### ITEMS
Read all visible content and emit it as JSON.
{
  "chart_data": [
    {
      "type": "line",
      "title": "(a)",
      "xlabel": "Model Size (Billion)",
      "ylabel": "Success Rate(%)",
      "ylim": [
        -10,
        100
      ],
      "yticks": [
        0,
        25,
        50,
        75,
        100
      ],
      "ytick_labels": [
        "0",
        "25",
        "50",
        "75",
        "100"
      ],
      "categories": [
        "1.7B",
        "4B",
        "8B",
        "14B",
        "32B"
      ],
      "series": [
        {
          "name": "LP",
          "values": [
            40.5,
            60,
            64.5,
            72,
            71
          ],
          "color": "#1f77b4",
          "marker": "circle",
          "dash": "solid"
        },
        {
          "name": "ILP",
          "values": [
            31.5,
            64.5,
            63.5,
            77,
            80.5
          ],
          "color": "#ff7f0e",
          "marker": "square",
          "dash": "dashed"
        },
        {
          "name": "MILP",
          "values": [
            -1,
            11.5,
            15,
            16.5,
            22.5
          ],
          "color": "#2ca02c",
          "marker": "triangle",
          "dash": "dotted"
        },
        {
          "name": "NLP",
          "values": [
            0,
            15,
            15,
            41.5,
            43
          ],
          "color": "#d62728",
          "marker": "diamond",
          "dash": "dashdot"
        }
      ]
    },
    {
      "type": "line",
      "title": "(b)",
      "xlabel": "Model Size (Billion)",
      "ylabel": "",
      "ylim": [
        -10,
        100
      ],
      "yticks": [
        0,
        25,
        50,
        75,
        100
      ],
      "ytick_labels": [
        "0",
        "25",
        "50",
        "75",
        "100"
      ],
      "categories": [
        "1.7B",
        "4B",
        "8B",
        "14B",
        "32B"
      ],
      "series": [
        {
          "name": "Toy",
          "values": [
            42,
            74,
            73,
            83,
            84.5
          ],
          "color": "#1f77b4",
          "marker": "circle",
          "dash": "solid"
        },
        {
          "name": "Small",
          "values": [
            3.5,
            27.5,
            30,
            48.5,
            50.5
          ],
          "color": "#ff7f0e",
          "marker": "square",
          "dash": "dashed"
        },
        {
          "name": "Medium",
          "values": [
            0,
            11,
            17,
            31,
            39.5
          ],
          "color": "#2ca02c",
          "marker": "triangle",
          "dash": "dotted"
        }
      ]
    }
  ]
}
######
[GIVEN PROBLEM]
Go back to the listing above and please repeat it exactly.

[IN RESPONSE]
Read all visible content and emit it as JSON.
{
  "chart_data": [
    {
      "type": "line",
      "title": "(a)",
      "xlabel": "Model Size (Billion)",
      "ylabel": "Success Rate(%)",
      "ylim": [
        -10,
        100
      ],
      "yticks": [
        0,
        25,
        50,
        75,
        100
      ],
      "ytick_labels": [
        "0",
        "25",
        "50",
        "75",
        "100"
      ],
      "categories": [
        "1.7B",
        "4B",
        "8B",
        "14B",
        "32B"
      ],
      "series": [
        {
          "name": "LP",
          "values": [
            40.5,
            60,
            64.5,
            72,
            71
          ],
          "color": "#1f77b4",
          "marker": "circle",
          "dash": "solid"
        },
        {
          "name": "ILP",
          "values": [
            31.5,
            64.5,
            63.5,
            77,
            80.5
          ],
          "color": "#ff7f0e",
          "marker": "square",
          "dash": "dashed"
        },
        {
          "name": "MILP",
          "values": [
            -1,
            11.5,
            15,
            16.5,
            22.5
          ],
          "color": "#2ca02c",
          "marker": "triangle",
          "dash": "dotted"
        },
        {
          "name": "NLP",
          "values": [
            0,
            15,
            15,
            41.5,
            43
          ],
          "color": "#d62728",
          "marker": "diamond",
          "dash": "dashdot"
        }
      ]
    },
    {
      "type": "line",
      "title": "(b)",
      "xlabel": "Model Size (Billion)",
      "ylabel": "",
      "ylim": [
        -10,
        100
      ],
      "yticks": [
        0,
        25,
        50,
        75,
        100
      ],
      "ytick_labels": [
        "0",
        "25",
        "50",
        "75",
        "100"
      ],
      "categories": [
        "1.7B",
        "4B",
        "8B",
        "14B",
        "32B"
      ],
      "series": [
        {
          "name": "Toy",
          "values": [
            42,
            74,
            73,
            83,
            84.5
          ],
          "color": "#1f77b4",
          "marker": "circle",
          "dash": "solid"
        },
        {
          "name": "Small",
          "values": [
            3.5,
            27.5,
            30,
            48.5,
            50.5
          ],
          "color": "#ff7f0e",
          "marker": "square",
          "dash": "dashed"
        },
        {
          "name": "Medium",
          "values": [
            0,
            11,
            17,
            31,
            39.5
          ],
          "color": "#2ca02c",
          "marker": "triangle",
          "dash": "dotted"
        }
      ]
    }
  ]
}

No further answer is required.